[Brief]: For each line below that contains the word "this", return that line.

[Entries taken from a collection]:
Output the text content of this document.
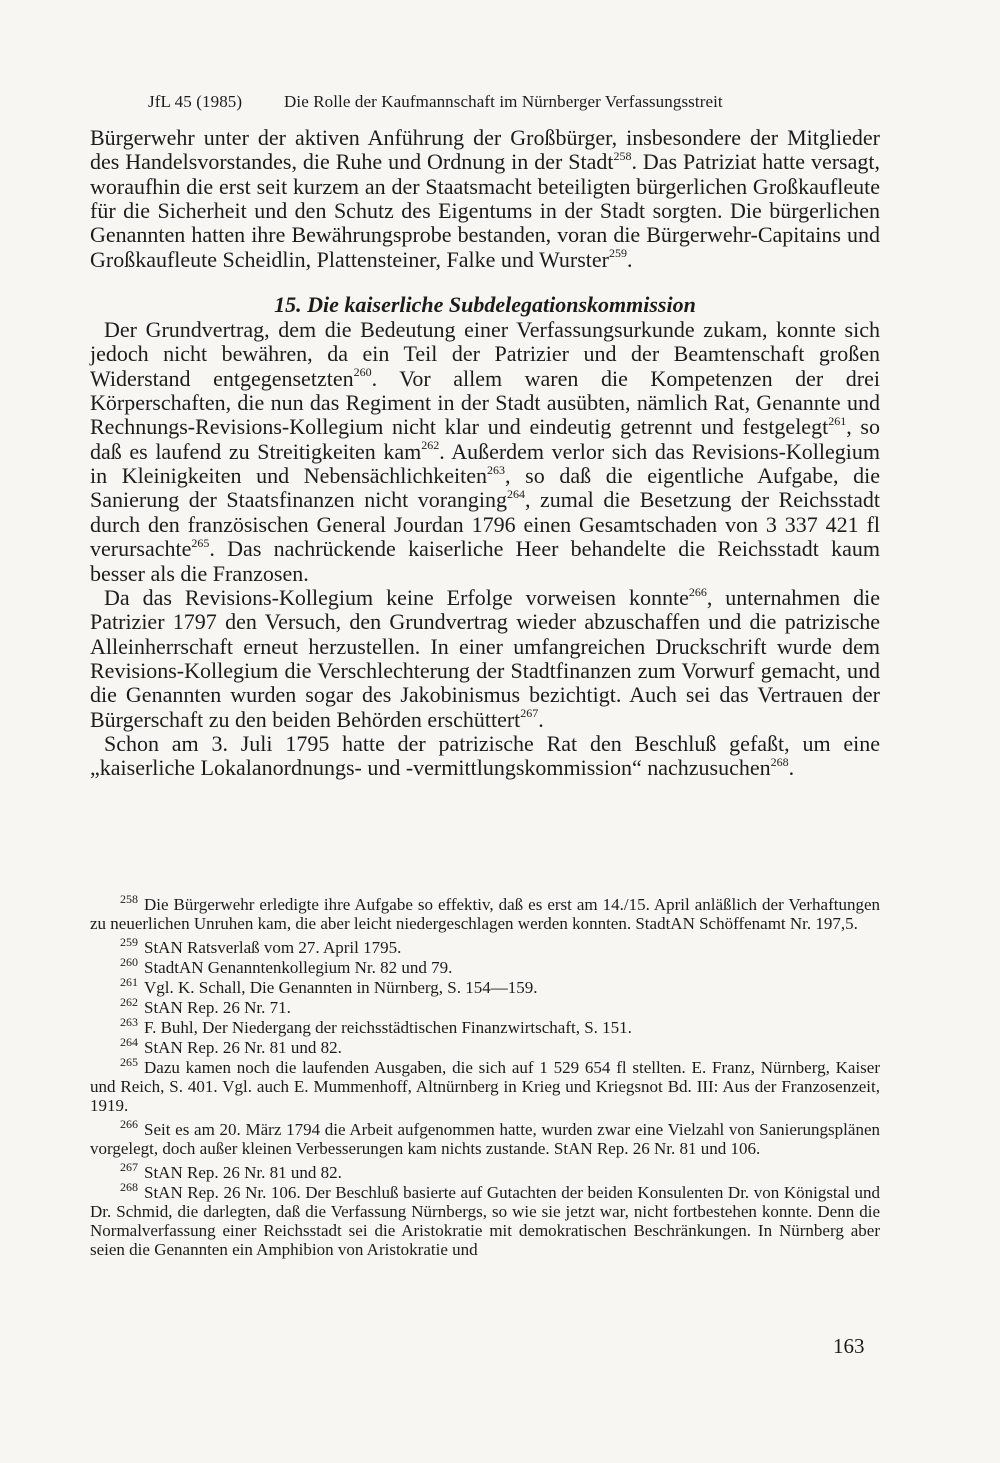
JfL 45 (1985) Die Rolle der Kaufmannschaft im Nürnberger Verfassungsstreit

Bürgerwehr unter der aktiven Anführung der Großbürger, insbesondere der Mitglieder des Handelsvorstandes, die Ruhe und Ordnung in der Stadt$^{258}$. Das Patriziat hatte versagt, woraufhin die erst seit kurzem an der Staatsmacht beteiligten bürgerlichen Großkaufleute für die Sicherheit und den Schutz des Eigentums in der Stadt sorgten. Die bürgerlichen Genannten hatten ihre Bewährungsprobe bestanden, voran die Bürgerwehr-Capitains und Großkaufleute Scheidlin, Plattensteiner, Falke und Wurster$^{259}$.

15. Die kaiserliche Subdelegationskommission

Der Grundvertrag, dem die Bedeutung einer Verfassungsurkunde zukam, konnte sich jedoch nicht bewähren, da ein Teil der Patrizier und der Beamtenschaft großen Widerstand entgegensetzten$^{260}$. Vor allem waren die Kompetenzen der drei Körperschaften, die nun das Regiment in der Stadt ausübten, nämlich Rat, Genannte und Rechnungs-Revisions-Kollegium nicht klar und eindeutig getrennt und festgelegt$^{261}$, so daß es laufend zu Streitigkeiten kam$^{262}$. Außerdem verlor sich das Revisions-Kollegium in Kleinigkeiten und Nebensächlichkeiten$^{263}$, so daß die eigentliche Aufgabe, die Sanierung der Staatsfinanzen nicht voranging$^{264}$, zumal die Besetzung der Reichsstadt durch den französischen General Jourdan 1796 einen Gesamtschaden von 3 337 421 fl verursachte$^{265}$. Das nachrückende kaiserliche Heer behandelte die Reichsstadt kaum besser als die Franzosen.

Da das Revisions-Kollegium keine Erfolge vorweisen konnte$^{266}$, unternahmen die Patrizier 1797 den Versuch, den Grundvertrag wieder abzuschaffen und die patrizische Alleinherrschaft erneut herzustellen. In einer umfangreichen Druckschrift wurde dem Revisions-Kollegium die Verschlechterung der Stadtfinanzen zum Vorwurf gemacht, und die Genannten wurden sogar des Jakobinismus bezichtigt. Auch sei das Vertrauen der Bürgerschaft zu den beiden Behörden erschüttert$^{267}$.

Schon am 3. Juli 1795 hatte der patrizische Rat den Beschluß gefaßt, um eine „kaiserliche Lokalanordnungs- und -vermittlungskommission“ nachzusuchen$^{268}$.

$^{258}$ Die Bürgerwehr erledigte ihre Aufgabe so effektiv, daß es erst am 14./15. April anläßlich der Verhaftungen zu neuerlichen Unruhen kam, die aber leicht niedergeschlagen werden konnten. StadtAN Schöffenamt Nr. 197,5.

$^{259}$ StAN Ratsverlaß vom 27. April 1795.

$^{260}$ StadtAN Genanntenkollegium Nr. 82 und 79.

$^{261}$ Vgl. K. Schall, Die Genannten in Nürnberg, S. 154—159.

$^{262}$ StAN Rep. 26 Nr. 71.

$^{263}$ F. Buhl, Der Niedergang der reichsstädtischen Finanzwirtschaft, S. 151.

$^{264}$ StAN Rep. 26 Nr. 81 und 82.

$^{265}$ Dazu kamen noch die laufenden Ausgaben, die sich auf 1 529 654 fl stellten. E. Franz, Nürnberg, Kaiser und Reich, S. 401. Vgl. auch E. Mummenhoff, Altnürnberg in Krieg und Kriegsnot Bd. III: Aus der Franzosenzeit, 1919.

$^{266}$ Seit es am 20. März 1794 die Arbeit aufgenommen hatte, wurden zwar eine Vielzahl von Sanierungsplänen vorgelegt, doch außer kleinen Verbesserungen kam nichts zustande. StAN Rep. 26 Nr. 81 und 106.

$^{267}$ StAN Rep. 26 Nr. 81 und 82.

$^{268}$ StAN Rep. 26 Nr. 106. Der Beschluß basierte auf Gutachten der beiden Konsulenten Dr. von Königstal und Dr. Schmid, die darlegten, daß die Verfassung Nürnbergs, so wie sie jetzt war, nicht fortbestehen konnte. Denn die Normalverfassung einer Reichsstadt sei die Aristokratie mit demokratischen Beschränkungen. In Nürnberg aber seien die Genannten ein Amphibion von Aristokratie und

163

* * *

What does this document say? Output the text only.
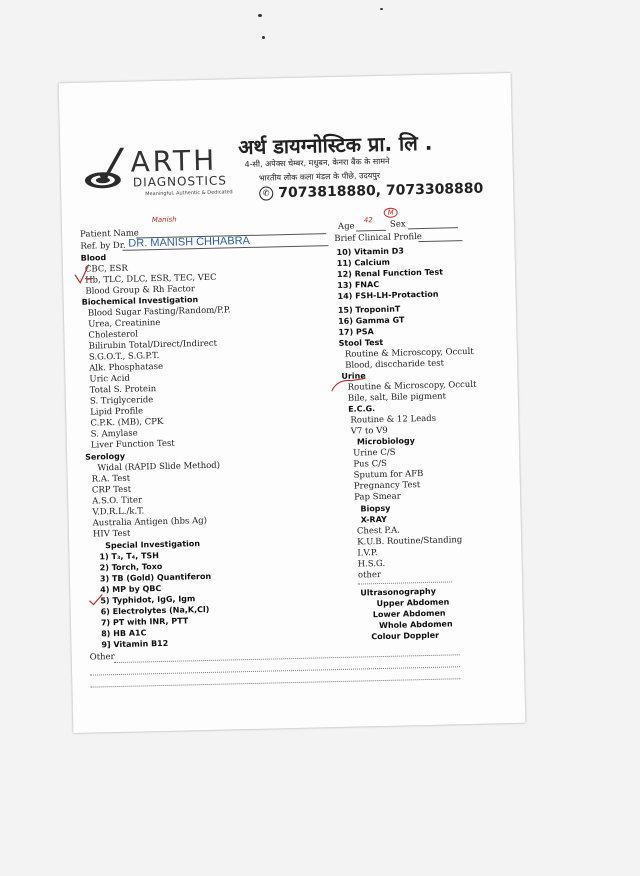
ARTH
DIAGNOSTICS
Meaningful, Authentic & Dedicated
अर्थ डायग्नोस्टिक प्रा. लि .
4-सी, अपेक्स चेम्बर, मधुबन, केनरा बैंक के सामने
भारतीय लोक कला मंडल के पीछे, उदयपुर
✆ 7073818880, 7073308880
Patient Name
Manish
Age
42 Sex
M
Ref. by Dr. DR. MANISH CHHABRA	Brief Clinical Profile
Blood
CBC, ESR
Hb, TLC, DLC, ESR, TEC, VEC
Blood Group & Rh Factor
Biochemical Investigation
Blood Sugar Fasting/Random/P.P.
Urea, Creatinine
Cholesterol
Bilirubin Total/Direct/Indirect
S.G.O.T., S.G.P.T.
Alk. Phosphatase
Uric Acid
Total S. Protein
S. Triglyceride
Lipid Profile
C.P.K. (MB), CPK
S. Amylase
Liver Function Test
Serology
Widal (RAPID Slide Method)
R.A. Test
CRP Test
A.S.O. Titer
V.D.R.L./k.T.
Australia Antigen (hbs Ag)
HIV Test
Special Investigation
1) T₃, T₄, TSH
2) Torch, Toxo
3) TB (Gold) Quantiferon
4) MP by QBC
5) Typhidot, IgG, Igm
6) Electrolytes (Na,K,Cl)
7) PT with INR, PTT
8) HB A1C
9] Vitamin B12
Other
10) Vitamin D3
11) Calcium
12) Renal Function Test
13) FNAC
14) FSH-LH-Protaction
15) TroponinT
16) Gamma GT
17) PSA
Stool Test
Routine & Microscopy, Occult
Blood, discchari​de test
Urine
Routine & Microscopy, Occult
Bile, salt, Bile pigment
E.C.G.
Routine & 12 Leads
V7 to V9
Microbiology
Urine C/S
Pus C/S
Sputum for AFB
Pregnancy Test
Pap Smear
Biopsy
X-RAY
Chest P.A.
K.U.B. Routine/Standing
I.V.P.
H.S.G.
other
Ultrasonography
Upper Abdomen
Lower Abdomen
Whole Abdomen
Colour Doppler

[Answer area]:
Output the text content of this document.
What does this document say? Output the text only.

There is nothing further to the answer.